(Figure dataset records)
——
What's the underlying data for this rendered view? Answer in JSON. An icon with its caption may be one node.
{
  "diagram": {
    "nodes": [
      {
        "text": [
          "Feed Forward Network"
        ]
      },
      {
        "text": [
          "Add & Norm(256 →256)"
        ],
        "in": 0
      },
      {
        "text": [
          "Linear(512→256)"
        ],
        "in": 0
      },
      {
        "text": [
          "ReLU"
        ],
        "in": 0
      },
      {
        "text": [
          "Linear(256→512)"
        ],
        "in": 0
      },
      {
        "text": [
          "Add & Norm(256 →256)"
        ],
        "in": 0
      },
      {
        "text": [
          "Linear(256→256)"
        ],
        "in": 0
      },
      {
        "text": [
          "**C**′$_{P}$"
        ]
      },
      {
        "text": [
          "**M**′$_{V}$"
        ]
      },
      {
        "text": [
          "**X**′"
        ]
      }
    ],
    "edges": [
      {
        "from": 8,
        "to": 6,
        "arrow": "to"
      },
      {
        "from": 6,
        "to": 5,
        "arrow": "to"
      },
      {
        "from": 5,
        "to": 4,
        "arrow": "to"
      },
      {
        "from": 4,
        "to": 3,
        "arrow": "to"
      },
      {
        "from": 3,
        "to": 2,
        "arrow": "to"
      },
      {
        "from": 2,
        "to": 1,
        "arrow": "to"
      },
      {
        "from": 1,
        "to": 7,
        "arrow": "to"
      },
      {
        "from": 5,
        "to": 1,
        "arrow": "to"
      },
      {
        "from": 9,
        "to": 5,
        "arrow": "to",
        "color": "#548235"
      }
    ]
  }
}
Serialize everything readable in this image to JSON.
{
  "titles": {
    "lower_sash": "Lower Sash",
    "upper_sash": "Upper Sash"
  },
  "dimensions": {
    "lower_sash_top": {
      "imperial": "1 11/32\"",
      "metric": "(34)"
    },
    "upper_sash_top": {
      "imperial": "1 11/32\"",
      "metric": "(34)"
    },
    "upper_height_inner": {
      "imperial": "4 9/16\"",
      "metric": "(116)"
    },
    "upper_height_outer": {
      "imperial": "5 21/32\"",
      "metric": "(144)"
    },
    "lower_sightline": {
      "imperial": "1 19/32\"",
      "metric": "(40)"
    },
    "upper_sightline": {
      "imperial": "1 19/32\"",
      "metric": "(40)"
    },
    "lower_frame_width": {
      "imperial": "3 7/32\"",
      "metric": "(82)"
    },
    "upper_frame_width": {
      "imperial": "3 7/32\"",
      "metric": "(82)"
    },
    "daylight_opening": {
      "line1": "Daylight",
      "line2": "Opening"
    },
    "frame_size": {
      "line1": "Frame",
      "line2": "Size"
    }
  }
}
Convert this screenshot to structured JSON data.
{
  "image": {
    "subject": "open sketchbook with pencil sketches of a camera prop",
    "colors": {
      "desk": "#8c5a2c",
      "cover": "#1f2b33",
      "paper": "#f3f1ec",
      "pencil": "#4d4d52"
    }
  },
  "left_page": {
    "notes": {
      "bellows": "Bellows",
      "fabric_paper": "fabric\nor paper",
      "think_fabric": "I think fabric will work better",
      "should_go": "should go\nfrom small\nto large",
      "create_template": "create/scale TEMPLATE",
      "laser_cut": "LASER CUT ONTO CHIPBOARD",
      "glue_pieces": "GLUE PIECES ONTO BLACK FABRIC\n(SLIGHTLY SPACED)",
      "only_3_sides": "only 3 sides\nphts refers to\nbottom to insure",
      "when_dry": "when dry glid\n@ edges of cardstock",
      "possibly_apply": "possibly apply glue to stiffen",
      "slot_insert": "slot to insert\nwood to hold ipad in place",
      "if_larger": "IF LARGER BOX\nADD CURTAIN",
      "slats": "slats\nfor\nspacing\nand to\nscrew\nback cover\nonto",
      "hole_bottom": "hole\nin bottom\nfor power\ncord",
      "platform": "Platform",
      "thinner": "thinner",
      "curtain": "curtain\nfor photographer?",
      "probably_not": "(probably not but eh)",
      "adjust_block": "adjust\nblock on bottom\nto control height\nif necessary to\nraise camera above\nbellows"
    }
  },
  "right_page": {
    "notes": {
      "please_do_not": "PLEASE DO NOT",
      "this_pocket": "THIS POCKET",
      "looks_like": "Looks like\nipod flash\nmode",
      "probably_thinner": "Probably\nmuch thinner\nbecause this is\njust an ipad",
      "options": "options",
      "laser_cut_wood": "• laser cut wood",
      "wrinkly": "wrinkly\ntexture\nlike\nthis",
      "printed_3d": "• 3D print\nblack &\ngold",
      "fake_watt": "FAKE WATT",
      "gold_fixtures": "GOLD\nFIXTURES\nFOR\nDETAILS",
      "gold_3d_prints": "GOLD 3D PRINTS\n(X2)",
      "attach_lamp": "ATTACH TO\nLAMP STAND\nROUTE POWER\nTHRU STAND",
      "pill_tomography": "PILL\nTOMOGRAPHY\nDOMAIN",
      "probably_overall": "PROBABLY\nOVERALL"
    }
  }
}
——
• [Task to complete]:
Everything in the listing above should be restated exactly.

• [Written response]:
What's the underlying data for this rendered view? Answer in JSON. An icon with its caption may be one node.
{
  "diagram": {
    "nodes": [
      {
        "text": [
          "Feed Forward Network"
        ]
      },
      {
        "text": [
          "Add & Norm(256 →256)"
        ],
        "in": 0
      },
      {
        "text": [
          "Linear(512→256)"
        ],
        "in": 0
      },
      {
        "text": [
          "ReLU"
        ],
        "in": 0
      },
      {
        "text": [
          "Linear(256→512)"
        ],
        "in": 0
      },
      {
        "text": [
          "Add & Norm(256 →256)"
        ],
        "in": 0
      },
      {
        "text": [
          "Linear(256→256)"
        ],
        "in": 0
      },
      {
        "text": [
          "**C**′$_{P}$"
        ]
      },
      {
        "text": [
          "**M**′$_{V}$"
        ]
      },
      {
        "text": [
          "**X**′"
        ]
      }
    ],
    "edges": [
      {
        "from": 8,
        "to": 6,
        "arrow": "to"
      },
      {
        "from": 6,
        "to": 5,
        "arrow": "to"
      },
      {
        "from": 5,
        "to": 4,
        "arrow": "to"
      },
      {
        "from": 4,
        "to": 3,
        "arrow": "to"
      },
      {
        "from": 3,
        "to": 2,
        "arrow": "to"
      },
      {
        "from": 2,
        "to": 1,
        "arrow": "to"
      },
      {
        "from": 1,
        "to": 7,
        "arrow": "to"
      },
      {
        "from": 5,
        "to": 1,
        "arrow": "to"
      },
      {
        "from": 9,
        "to": 5,
        "arrow": "to",
        "color": "#548235"
      }
    ]
  }
}
Serialize everything readable in this image to JSON.
{
  "titles": {
    "lower_sash": "Lower Sash",
    "upper_sash": "Upper Sash"
  },
  "dimensions": {
    "lower_sash_top": {
      "imperial": "1 11/32\"",
      "metric": "(34)"
    },
    "upper_sash_top": {
      "imperial": "1 11/32\"",
      "metric": "(34)"
    },
    "upper_height_inner": {
      "imperial": "4 9/16\"",
      "metric": "(116)"
    },
    "upper_height_outer": {
      "imperial": "5 21/32\"",
      "metric": "(144)"
    },
    "lower_sightline": {
      "imperial": "1 19/32\"",
      "metric": "(40)"
    },
    "upper_sightline": {
      "imperial": "1 19/32\"",
      "metric": "(40)"
    },
    "lower_frame_width": {
      "imperial": "3 7/32\"",
      "metric": "(82)"
    },
    "upper_frame_width": {
      "imperial": "3 7/32\"",
      "metric": "(82)"
    },
    "daylight_opening": {
      "line1": "Daylight",
      "line2": "Opening"
    },
    "frame_size": {
      "line1": "Frame",
      "line2": "Size"
    }
  }
}
Convert this screenshot to structured JSON data.
{
  "image": {
    "subject": "open sketchbook with pencil sketches of a camera prop",
    "colors": {
      "desk": "#8c5a2c",
      "cover": "#1f2b33",
      "paper": "#f3f1ec",
      "pencil": "#4d4d52"
    }
  },
  "left_page": {
    "notes": {
      "bellows": "Bellows",
      "fabric_paper": "fabric\nor paper",
      "think_fabric": "I think fabric will work better",
      "should_go": "should go\nfrom small\nto large",
      "create_template": "create/scale TEMPLATE",
      "laser_cut": "LASER CUT ONTO CHIPBOARD",
      "glue_pieces": "GLUE PIECES ONTO BLACK FABRIC\n(SLIGHTLY SPACED)",
      "only_3_sides": "only 3 sides\nphts refers to\nbottom to insure",
      "when_dry": "when dry glid\n@ edges of cardstock",
      "possibly_apply": "possibly apply glue to stiffen",
      "slot_insert": "slot to insert\nwood to hold ipad in place",
      "if_larger": "IF LARGER BOX\nADD CURTAIN",
      "slats": "slats\nfor\nspacing\nand to\nscrew\nback cover\nonto",
      "hole_bottom": "hole\nin bottom\nfor power\ncord",
      "platform": "Platform",
      "thinner": "thinner",
      "curtain": "curtain\nfor photographer?",
      "probably_not": "(probably not but eh)",
      "adjust_block": "adjust\nblock on bottom\nto control height\nif necessary to\nraise camera above\nbellows"
    }
  },
  "right_page": {
    "notes": {
      "please_do_not": "PLEASE DO NOT",
      "this_pocket": "THIS POCKET",
      "looks_like": "Looks like\nipod flash\nmode",
      "probably_thinner": "Probably\nmuch thinner\nbecause this is\njust an ipad",
      "options": "options",
      "laser_cut_wood": "• laser cut wood",
      "wrinkly": "wrinkly\ntexture\nlike\nthis",
      "printed_3d": "• 3D print\nblack &\ngold",
      "fake_watt": "FAKE WATT",
      "gold_fixtures": "GOLD\nFIXTURES\nFOR\nDETAILS",
      "gold_3d_prints": "GOLD 3D PRINTS\n(X2)",
      "attach_lamp": "ATTACH TO\nLAMP STAND\nROUTE POWER\nTHRU STAND",
      "pill_tomography": "PILL\nTOMOGRAPHY\nDOMAIN",
      "probably_overall": "PROBABLY\nOVERALL"
    }
  }
}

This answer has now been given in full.